» **GIVEN TASK**: In the records that follow, locate every line with "xlabel" and extract it.

» **SUPPLIED DATA**:

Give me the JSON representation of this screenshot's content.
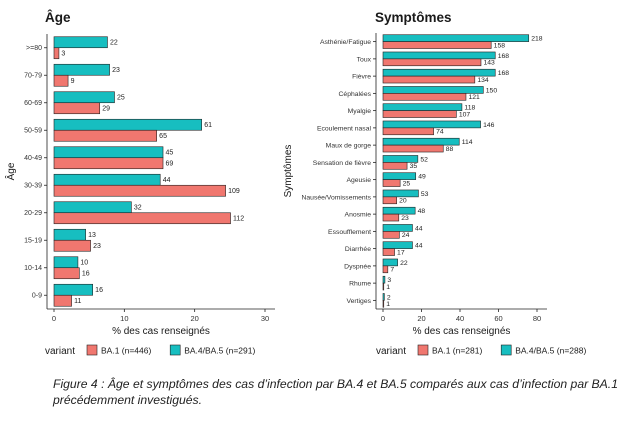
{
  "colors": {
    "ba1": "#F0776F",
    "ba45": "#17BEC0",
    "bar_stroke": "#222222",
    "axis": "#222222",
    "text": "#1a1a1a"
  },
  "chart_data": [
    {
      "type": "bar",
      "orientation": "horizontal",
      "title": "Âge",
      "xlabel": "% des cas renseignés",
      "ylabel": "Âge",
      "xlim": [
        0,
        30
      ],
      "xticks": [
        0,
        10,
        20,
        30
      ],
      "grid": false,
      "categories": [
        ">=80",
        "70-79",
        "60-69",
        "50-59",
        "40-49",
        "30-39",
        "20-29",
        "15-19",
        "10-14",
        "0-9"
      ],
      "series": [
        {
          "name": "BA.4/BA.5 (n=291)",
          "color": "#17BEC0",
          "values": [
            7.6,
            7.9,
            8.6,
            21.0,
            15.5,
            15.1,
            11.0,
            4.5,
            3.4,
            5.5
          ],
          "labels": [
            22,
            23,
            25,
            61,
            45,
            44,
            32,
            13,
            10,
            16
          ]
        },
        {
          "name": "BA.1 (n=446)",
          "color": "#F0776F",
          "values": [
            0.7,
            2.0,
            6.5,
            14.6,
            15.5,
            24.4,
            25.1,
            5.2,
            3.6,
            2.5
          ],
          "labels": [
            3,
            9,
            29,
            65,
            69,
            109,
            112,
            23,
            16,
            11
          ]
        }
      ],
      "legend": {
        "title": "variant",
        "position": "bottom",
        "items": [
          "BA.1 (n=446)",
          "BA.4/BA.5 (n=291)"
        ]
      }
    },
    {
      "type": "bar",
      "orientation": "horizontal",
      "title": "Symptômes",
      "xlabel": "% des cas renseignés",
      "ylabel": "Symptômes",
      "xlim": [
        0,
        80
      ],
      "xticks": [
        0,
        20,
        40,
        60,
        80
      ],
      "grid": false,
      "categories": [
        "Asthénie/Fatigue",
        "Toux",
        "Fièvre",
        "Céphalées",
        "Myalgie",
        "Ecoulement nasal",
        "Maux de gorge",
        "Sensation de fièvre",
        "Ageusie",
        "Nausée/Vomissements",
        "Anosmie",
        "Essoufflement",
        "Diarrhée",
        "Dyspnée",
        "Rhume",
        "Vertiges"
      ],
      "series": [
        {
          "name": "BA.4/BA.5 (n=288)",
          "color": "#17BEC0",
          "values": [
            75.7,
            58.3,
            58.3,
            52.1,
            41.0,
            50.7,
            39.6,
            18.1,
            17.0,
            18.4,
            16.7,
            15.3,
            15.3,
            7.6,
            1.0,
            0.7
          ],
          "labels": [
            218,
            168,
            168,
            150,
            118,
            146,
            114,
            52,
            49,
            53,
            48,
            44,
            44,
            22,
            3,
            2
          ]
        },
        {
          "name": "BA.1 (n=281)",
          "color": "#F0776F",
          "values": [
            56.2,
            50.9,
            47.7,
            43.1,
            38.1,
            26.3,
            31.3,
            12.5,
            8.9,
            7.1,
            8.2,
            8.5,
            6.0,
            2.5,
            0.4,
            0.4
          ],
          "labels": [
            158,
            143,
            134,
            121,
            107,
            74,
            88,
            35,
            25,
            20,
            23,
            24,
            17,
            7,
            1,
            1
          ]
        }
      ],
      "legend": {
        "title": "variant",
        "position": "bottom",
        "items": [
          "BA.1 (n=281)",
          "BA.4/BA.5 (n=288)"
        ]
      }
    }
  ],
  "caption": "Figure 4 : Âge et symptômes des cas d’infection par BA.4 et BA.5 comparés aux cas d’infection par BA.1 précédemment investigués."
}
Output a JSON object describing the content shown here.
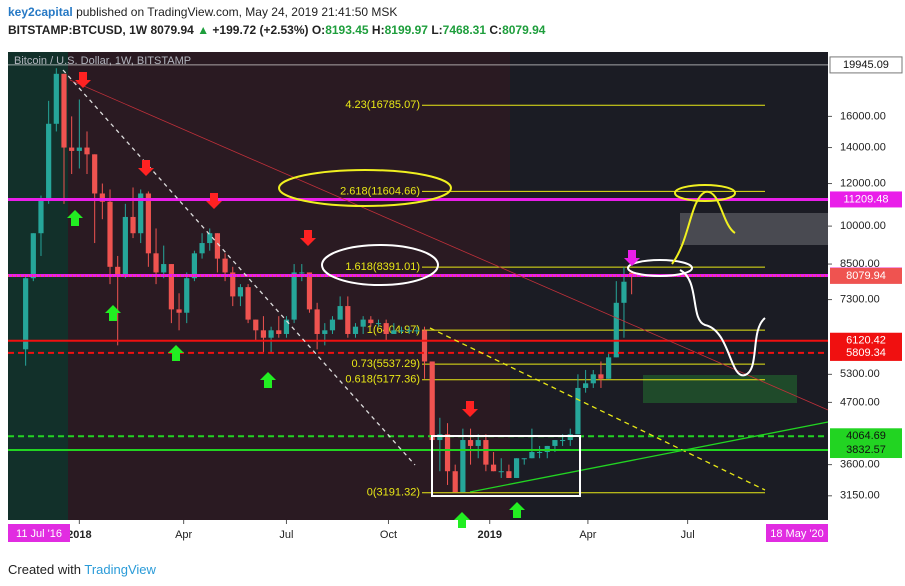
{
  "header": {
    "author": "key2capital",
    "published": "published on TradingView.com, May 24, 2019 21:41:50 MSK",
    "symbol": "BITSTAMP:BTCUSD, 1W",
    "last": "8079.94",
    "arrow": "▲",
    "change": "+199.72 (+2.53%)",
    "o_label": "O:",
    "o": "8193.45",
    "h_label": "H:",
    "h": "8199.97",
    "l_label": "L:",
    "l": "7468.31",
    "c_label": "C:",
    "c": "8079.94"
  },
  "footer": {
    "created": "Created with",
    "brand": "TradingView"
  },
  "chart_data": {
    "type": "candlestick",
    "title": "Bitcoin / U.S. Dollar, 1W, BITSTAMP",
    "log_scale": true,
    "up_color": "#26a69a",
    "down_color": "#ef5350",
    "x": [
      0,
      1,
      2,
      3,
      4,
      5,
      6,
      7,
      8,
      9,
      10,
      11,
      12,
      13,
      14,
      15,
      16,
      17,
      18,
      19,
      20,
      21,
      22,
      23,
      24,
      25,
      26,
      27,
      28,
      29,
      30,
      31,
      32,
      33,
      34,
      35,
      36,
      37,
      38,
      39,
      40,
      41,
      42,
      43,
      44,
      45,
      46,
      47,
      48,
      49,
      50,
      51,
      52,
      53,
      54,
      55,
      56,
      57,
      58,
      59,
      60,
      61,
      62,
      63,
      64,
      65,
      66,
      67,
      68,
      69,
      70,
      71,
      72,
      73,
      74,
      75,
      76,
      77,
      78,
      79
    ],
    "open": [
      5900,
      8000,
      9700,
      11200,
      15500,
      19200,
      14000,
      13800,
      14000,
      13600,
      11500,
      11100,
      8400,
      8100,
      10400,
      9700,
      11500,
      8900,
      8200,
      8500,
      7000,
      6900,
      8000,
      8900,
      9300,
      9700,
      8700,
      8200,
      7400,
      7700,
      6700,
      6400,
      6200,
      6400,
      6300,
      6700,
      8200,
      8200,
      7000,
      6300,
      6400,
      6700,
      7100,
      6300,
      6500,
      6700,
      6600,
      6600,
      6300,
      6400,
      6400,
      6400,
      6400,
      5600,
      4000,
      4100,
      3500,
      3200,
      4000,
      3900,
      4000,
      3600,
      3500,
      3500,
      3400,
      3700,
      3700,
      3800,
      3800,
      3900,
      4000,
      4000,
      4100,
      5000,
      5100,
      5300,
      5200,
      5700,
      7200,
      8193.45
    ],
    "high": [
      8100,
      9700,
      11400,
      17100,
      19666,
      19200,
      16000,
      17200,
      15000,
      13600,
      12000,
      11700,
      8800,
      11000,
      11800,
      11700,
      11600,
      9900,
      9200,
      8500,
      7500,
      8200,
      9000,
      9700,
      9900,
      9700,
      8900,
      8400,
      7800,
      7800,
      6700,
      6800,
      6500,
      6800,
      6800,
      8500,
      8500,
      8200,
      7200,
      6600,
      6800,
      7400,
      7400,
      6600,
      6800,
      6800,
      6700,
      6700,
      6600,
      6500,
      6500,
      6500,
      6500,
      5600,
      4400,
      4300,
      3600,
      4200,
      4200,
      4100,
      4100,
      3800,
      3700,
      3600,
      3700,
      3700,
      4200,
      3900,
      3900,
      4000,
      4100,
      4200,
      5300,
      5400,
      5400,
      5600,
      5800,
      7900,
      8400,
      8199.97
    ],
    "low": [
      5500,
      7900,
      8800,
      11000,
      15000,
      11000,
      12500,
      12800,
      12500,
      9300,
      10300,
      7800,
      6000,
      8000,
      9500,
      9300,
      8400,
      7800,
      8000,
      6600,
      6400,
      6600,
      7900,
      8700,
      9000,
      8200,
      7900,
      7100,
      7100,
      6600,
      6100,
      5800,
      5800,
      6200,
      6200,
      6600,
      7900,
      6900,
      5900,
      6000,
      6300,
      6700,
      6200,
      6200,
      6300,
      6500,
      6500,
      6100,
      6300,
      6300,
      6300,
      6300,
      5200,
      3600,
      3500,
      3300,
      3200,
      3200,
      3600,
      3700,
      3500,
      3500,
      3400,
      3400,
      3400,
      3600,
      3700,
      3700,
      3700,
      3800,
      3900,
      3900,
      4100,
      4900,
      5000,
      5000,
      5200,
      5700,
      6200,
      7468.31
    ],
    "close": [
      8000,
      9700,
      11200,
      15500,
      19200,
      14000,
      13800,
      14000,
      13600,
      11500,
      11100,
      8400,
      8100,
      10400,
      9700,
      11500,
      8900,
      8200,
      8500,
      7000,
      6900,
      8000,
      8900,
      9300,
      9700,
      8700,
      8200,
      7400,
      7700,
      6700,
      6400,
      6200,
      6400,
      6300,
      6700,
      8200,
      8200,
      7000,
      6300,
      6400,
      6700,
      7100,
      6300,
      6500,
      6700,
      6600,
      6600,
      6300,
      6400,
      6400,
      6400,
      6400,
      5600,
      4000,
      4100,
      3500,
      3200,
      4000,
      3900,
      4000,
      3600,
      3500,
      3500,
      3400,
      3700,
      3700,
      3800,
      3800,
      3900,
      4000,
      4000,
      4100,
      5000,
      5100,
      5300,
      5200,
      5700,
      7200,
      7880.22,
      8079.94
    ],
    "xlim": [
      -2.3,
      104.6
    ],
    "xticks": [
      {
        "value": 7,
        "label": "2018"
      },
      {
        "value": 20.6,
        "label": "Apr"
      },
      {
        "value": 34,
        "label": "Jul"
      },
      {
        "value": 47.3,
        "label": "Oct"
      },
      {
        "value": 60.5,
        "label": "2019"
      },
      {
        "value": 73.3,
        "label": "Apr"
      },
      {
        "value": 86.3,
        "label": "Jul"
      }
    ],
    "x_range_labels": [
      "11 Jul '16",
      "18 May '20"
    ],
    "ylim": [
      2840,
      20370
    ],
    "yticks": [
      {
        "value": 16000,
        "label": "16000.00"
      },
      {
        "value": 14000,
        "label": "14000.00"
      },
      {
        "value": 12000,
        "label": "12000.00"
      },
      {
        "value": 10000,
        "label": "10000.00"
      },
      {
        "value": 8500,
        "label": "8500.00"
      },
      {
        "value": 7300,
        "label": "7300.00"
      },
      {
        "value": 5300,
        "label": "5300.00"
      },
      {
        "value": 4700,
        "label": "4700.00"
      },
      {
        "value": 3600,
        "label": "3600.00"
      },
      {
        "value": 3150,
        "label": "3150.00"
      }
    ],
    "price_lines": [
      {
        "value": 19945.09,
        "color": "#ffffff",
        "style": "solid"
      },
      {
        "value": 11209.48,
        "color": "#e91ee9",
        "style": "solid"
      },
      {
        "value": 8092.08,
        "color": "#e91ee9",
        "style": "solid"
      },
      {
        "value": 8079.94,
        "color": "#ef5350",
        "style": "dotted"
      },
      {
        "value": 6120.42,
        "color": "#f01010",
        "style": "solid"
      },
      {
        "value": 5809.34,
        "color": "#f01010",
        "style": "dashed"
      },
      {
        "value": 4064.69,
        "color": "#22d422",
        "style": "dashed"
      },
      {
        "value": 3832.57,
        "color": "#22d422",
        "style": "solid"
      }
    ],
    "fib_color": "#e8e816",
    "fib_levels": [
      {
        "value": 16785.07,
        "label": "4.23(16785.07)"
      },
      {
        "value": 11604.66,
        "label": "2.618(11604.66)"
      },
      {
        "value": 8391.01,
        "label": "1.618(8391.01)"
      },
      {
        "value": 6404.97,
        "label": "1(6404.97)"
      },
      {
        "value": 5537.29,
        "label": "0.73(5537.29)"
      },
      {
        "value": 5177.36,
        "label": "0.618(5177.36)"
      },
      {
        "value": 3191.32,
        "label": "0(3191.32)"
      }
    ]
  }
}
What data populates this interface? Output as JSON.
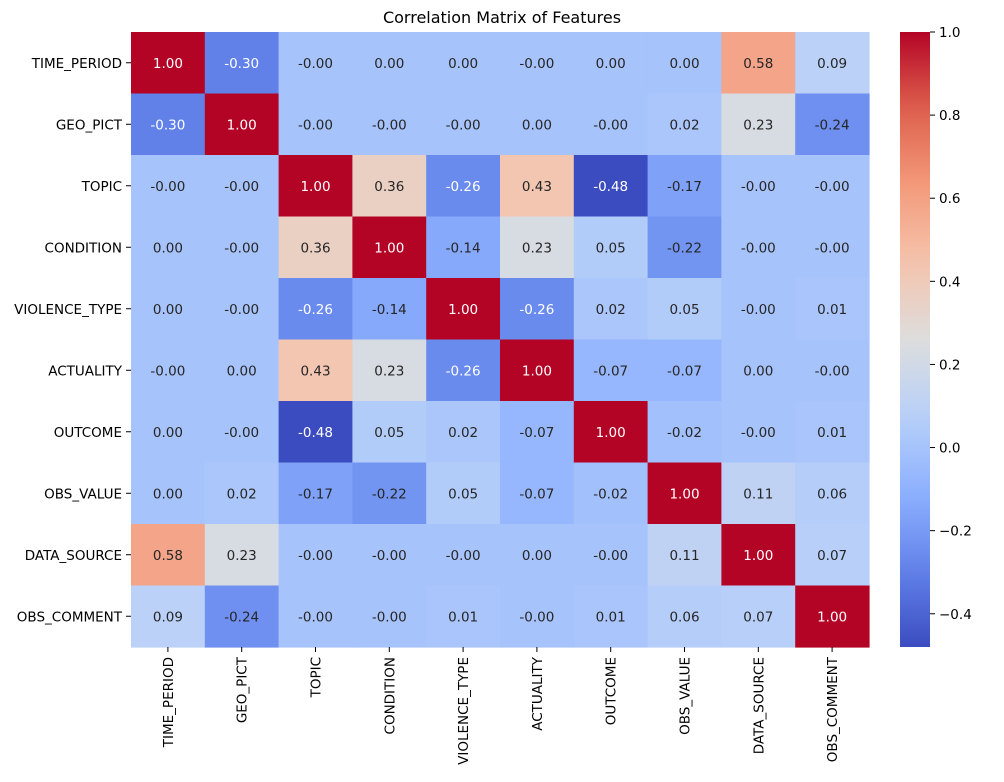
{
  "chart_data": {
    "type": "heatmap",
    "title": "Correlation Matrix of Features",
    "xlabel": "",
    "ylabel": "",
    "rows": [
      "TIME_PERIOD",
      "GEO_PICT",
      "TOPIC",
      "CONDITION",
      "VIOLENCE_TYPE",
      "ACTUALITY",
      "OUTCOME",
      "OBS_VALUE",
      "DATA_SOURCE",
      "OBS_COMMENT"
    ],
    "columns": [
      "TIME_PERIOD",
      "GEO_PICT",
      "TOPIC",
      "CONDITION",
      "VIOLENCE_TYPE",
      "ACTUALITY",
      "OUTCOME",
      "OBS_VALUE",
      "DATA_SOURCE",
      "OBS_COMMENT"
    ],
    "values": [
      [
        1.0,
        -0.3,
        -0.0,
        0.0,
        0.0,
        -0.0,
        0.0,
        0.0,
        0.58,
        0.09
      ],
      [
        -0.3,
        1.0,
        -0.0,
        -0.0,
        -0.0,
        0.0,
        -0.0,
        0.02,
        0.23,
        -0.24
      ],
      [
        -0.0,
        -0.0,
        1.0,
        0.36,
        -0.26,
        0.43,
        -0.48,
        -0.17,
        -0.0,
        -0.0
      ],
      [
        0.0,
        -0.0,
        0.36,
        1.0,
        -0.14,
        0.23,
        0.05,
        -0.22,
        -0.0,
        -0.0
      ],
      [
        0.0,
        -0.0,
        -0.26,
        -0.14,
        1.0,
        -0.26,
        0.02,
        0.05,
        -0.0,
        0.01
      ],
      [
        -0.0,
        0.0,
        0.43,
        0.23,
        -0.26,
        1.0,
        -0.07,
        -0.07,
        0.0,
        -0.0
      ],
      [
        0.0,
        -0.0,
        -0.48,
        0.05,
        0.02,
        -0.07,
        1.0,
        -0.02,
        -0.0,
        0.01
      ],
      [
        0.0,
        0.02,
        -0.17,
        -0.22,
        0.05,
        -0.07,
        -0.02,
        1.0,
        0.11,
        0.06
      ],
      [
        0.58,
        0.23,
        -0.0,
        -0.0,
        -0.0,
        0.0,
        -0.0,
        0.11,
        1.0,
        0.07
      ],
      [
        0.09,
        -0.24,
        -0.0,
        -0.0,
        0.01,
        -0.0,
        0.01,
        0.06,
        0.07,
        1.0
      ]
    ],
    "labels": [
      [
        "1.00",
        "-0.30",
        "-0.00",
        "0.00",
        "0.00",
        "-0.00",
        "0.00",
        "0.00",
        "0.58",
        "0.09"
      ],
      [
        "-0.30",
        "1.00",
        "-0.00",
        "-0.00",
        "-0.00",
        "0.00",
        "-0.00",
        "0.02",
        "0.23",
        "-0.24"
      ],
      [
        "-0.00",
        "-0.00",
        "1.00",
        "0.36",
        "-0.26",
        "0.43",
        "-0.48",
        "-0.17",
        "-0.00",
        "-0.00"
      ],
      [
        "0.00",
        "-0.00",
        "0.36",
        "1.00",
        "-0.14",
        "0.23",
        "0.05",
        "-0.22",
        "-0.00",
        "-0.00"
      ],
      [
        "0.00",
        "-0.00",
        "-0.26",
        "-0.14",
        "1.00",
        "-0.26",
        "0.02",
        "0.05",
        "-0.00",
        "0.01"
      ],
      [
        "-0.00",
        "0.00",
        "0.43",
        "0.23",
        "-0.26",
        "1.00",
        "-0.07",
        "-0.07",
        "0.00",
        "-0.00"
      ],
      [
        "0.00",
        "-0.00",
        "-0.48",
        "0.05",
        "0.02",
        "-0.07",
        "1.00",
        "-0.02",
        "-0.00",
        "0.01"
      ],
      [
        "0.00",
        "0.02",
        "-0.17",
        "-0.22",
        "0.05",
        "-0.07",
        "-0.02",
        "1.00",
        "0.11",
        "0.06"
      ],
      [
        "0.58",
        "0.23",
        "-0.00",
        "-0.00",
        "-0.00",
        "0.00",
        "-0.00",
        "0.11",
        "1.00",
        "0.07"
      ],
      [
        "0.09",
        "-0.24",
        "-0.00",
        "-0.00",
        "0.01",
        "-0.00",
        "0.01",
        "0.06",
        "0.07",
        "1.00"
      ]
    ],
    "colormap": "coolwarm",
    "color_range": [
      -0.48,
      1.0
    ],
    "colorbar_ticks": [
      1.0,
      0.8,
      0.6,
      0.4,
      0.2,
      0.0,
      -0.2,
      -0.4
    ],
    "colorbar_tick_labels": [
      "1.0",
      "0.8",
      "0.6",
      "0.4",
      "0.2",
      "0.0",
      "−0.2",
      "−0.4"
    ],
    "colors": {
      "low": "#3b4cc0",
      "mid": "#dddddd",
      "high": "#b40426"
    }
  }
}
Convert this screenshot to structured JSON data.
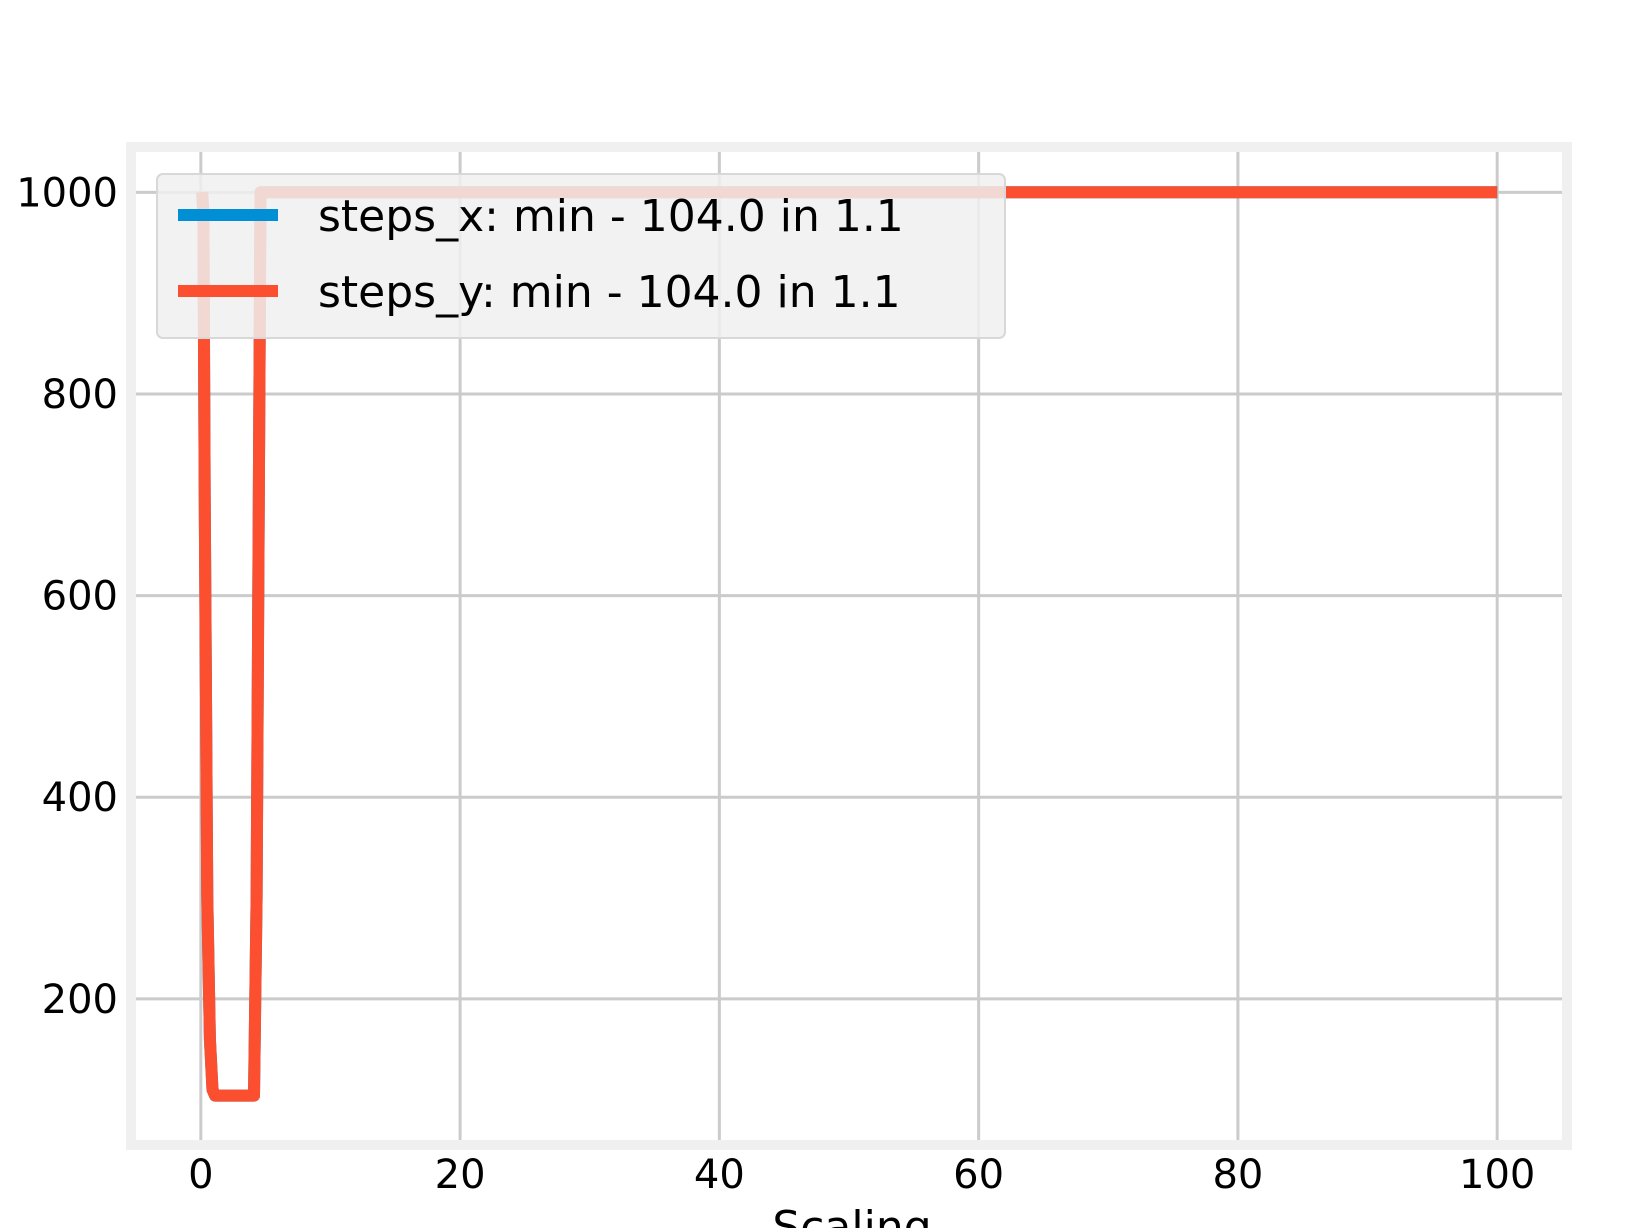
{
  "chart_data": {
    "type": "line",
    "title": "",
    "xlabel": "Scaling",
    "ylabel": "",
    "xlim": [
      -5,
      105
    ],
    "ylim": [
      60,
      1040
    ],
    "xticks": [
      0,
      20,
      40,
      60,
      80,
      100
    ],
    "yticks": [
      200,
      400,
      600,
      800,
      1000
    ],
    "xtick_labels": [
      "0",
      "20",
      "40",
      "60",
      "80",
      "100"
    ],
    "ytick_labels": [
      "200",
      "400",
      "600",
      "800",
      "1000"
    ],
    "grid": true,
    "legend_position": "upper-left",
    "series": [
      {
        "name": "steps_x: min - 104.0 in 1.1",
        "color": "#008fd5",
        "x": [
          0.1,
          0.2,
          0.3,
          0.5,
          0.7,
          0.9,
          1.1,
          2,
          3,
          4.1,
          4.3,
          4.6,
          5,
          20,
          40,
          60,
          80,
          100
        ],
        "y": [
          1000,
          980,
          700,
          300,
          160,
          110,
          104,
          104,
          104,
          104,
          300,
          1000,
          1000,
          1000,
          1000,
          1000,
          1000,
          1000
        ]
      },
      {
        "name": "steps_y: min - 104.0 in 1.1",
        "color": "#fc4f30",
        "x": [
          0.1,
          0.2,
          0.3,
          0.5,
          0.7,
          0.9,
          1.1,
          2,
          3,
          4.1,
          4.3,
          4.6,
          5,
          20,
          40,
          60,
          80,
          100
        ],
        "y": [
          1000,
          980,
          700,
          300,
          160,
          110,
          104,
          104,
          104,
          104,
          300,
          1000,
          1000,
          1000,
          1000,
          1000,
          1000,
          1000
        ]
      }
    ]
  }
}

» **WORKED SOLUTION**:
      "xlabel": "% des cas renseignés",
      "xlabel": "% des cas renseignés",
    "xlabel": "",
    "xlabel": "Scaling",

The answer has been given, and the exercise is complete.